**TASK GOAL**
Transcribe the records that follow. Keep every word exactly, and drop the pictures.

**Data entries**
--- START ---
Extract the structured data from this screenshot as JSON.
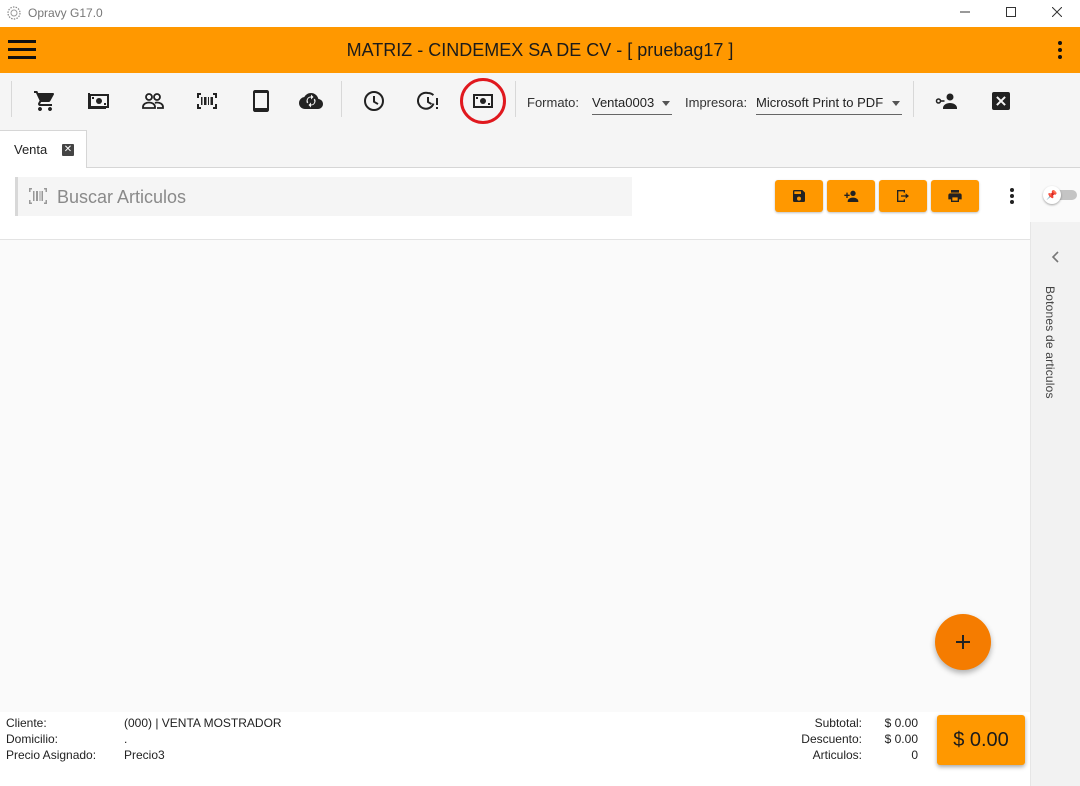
{
  "window": {
    "title": "Opravy G17.0"
  },
  "header": {
    "title": "MATRIZ - CINDEMEX SA DE CV - [ pruebag17 ]"
  },
  "toolbar": {
    "icons": [
      "cart-icon",
      "cash-icon",
      "users-icon",
      "barcode-icon",
      "tablet-icon",
      "cloud-sync-icon",
      "clock-icon",
      "clock-alert-icon",
      "money-icon",
      "user-key-icon",
      "close-box-icon"
    ],
    "highlighted": "money-icon",
    "formato_label": "Formato:",
    "formato_value": "Venta0003",
    "impresora_label": "Impresora:",
    "impresora_value": "Microsoft Print to PDF"
  },
  "tabs": [
    {
      "label": "Venta",
      "active": true
    }
  ],
  "search": {
    "placeholder": "Buscar Articulos"
  },
  "side_panel": {
    "label": "Botones de articulos"
  },
  "footer": {
    "cliente_label": "Cliente:",
    "cliente_value": "(000) | VENTA MOSTRADOR",
    "domicilio_label": "Domicilio:",
    "domicilio_value": ".",
    "precio_label": "Precio Asignado:",
    "precio_value": "Precio3",
    "subtotal_label": "Subtotal:",
    "subtotal_value": "$ 0.00",
    "descuento_label": "Descuento:",
    "descuento_value": "$ 0.00",
    "articulos_label": "Articulos:",
    "articulos_value": "0",
    "total": "$ 0.00"
  },
  "colors": {
    "accent": "#ff9800",
    "fab": "#f57c00",
    "highlight_ring": "#e0181e"
  }
}
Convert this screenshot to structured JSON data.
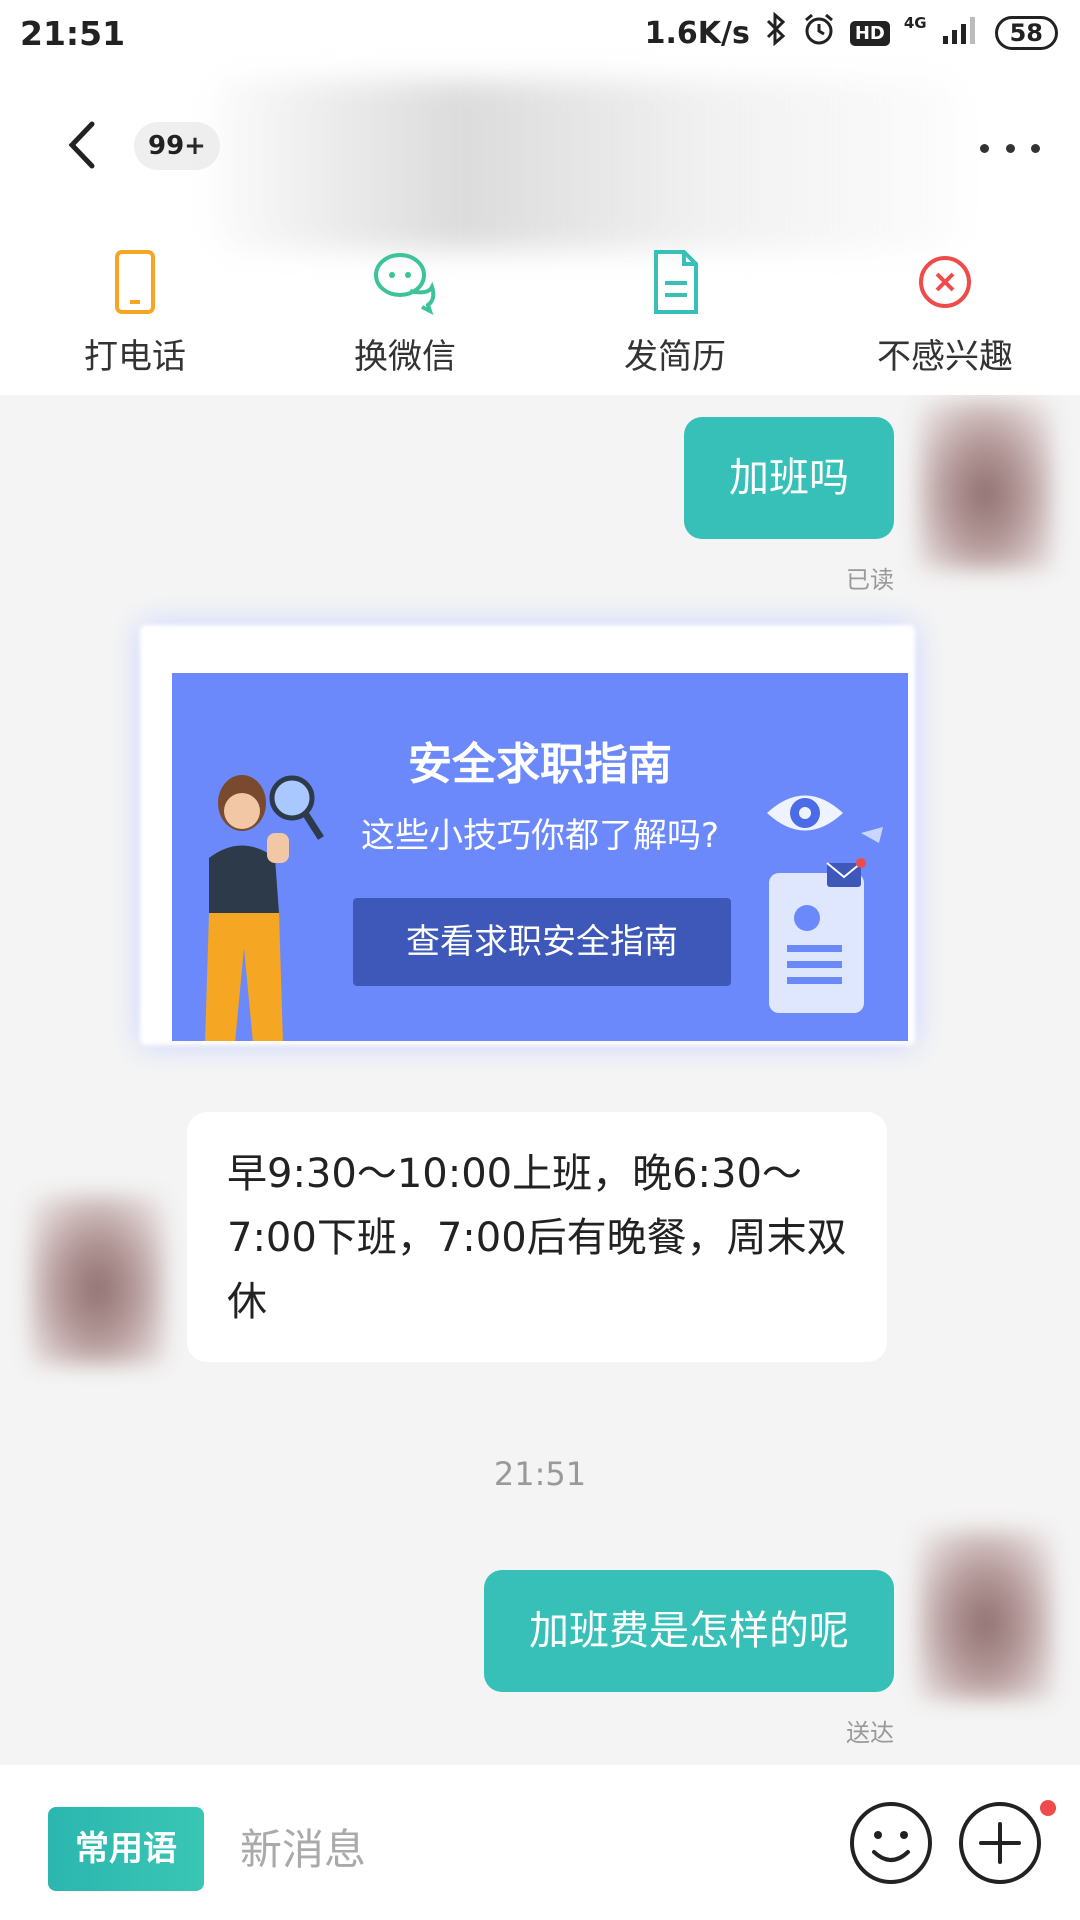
{
  "status_bar": {
    "time": "21:51",
    "network_speed": "1.6K/s",
    "hd": "HD",
    "network_type": "4G",
    "battery": "58"
  },
  "header": {
    "unread_badge": "99+",
    "actions": [
      {
        "label": "打电话",
        "icon": "phone-icon",
        "color": "#f5a623"
      },
      {
        "label": "换微信",
        "icon": "wechat-icon",
        "color": "#3cc39a"
      },
      {
        "label": "发简历",
        "icon": "resume-icon",
        "color": "#36c0b7"
      },
      {
        "label": "不感兴趣",
        "icon": "not-interested-icon",
        "color": "#f04b4b"
      }
    ]
  },
  "messages": [
    {
      "from": "me",
      "text": "加班吗",
      "status": "已读"
    },
    {
      "type": "banner",
      "title": "安全求职指南",
      "subtitle": "这些小技巧你都了解吗?",
      "button": "查看求职安全指南"
    },
    {
      "from": "them",
      "text": "早9:30～10:00上班，晚6:30～7:00下班，7:00后有晚餐，周末双休"
    },
    {
      "type": "time",
      "text": "21:51"
    },
    {
      "from": "me",
      "text": "加班费是怎样的呢",
      "status": "送达"
    }
  ],
  "input_bar": {
    "quick_reply_label": "常用语",
    "placeholder": "新消息"
  },
  "colors": {
    "accent": "#36c0b7",
    "banner_bg": "#6b89fb",
    "banner_button": "#3e58b9",
    "notification_dot": "#f04b4b"
  }
}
--- END ---
**RIGHT ANSWER**
Extract the structured data from this screenshot as JSON.
{
  "window": {
    "title": "Opravy G17.0"
  },
  "header": {
    "title": "MATRIZ - CINDEMEX SA DE CV - [ pruebag17 ]"
  },
  "toolbar": {
    "icons": [
      "cart-icon",
      "cash-icon",
      "users-icon",
      "barcode-icon",
      "tablet-icon",
      "cloud-sync-icon",
      "clock-icon",
      "clock-alert-icon",
      "money-icon",
      "user-key-icon",
      "close-box-icon"
    ],
    "highlighted": "money-icon",
    "formato_label": "Formato:",
    "formato_value": "Venta0003",
    "impresora_label": "Impresora:",
    "impresora_value": "Microsoft Print to PDF"
  },
  "tabs": [
    {
      "label": "Venta",
      "active": true
    }
  ],
  "search": {
    "placeholder": "Buscar Articulos"
  },
  "side_panel": {
    "label": "Botones de articulos"
  },
  "footer": {
    "cliente_label": "Cliente:",
    "cliente_value": "(000) | VENTA MOSTRADOR",
    "domicilio_label": "Domicilio:",
    "domicilio_value": ".",
    "precio_label": "Precio Asignado:",
    "precio_value": "Precio3",
    "subtotal_label": "Subtotal:",
    "subtotal_value": "$ 0.00",
    "descuento_label": "Descuento:",
    "descuento_value": "$ 0.00",
    "articulos_label": "Articulos:",
    "articulos_value": "0",
    "total": "$ 0.00"
  },
  "colors": {
    "accent": "#ff9800",
    "fab": "#f57c00",
    "highlight_ring": "#e0181e"
  }
}
Convert this screenshot to structured JSON data.
{
  "status_bar": {
    "time": "21:51",
    "network_speed": "1.6K/s",
    "hd": "HD",
    "network_type": "4G",
    "battery": "58"
  },
  "header": {
    "unread_badge": "99+",
    "actions": [
      {
        "label": "打电话",
        "icon": "phone-icon",
        "color": "#f5a623"
      },
      {
        "label": "换微信",
        "icon": "wechat-icon",
        "color": "#3cc39a"
      },
      {
        "label": "发简历",
        "icon": "resume-icon",
        "color": "#36c0b7"
      },
      {
        "label": "不感兴趣",
        "icon": "not-interested-icon",
        "color": "#f04b4b"
      }
    ]
  },
  "messages": [
    {
      "from": "me",
      "text": "加班吗",
      "status": "已读"
    },
    {
      "type": "banner",
      "title": "安全求职指南",
      "subtitle": "这些小技巧你都了解吗?",
      "button": "查看求职安全指南"
    },
    {
      "from": "them",
      "text": "早9:30～10:00上班，晚6:30～7:00下班，7:00后有晚餐，周末双休"
    },
    {
      "type": "time",
      "text": "21:51"
    },
    {
      "from": "me",
      "text": "加班费是怎样的呢",
      "status": "送达"
    }
  ],
  "input_bar": {
    "quick_reply_label": "常用语",
    "placeholder": "新消息"
  },
  "colors": {
    "accent": "#36c0b7",
    "banner_bg": "#6b89fb",
    "banner_button": "#3e58b9",
    "notification_dot": "#f04b4b"
  }
}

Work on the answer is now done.